- Task instructions:
Show, in full, each line of the data that contains "text".

- Source material:
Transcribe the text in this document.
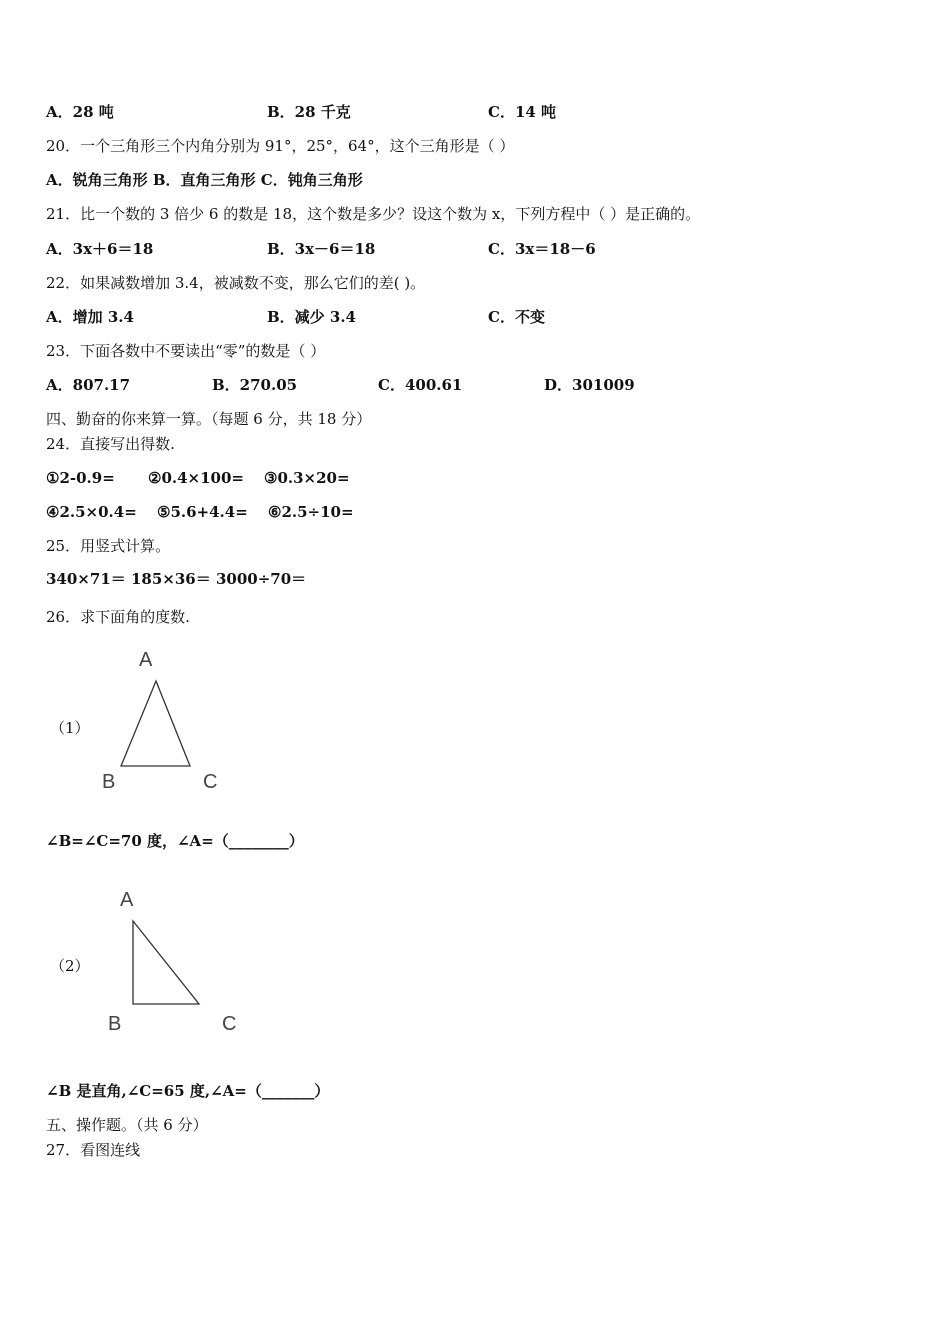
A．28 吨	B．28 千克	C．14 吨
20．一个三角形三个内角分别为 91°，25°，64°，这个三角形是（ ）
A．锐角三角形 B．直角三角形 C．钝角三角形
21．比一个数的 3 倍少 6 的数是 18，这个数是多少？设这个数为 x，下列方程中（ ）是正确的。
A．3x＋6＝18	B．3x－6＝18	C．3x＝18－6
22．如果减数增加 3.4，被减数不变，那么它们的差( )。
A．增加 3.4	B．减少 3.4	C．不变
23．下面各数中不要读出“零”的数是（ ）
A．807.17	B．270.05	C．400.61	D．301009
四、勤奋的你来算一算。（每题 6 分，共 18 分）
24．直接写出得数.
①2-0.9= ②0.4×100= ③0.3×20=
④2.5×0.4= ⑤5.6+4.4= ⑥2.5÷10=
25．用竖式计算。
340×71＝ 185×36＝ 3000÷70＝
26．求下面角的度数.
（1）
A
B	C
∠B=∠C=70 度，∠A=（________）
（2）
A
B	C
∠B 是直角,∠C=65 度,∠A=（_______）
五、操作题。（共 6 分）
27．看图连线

...

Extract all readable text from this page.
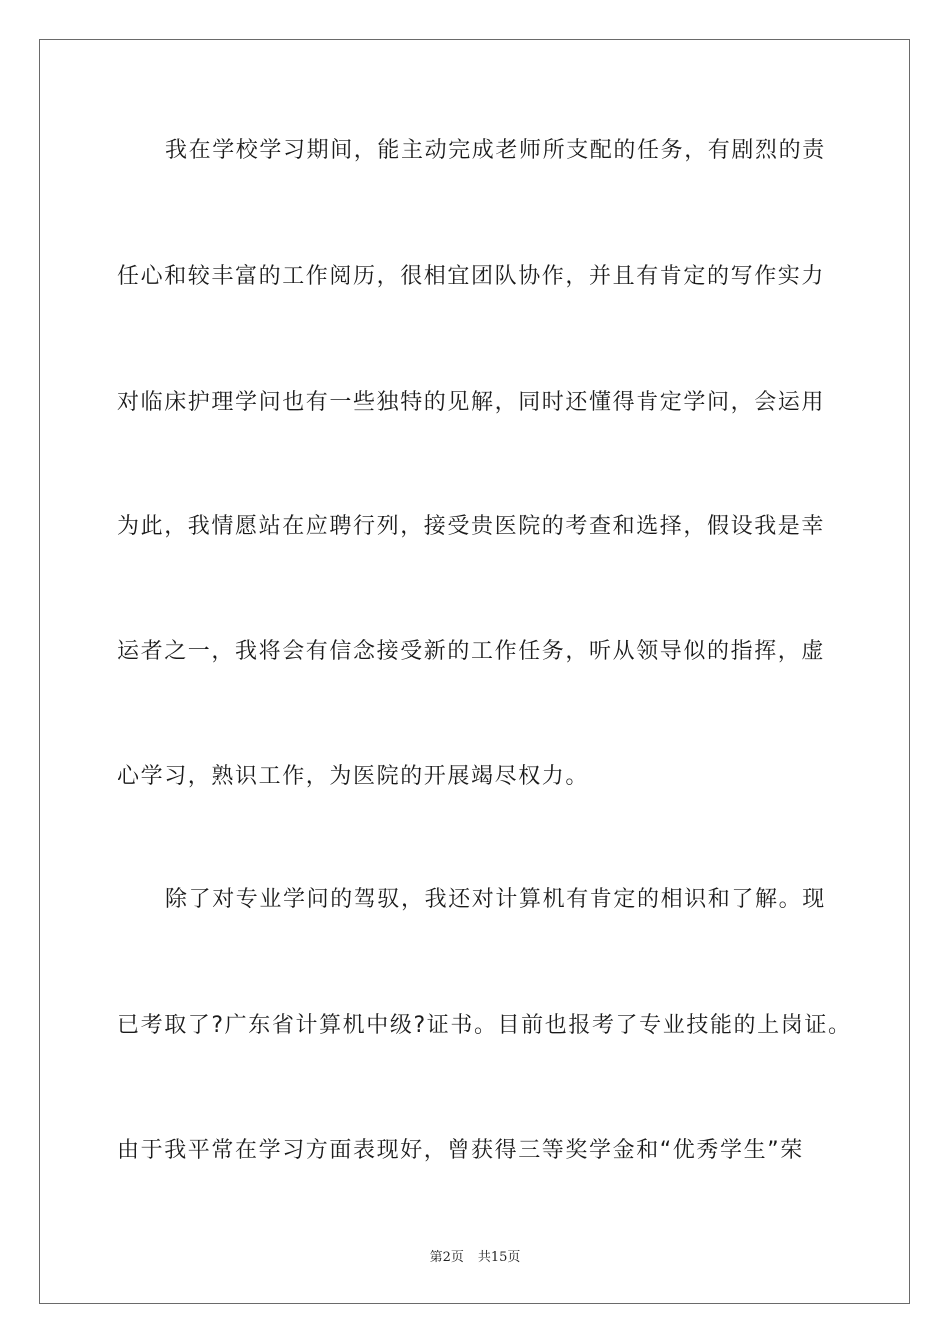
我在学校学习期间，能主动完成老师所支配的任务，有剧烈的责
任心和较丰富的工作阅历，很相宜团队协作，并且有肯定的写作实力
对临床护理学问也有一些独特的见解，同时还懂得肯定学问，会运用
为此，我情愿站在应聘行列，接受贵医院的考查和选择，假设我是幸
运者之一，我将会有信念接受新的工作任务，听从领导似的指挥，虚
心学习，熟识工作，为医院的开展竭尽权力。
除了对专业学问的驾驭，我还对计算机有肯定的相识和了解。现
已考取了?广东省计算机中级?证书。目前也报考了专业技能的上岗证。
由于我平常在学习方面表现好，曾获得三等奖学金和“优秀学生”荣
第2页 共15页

- The result:
Transcribe the text in this document.
Extract all readable text from this page.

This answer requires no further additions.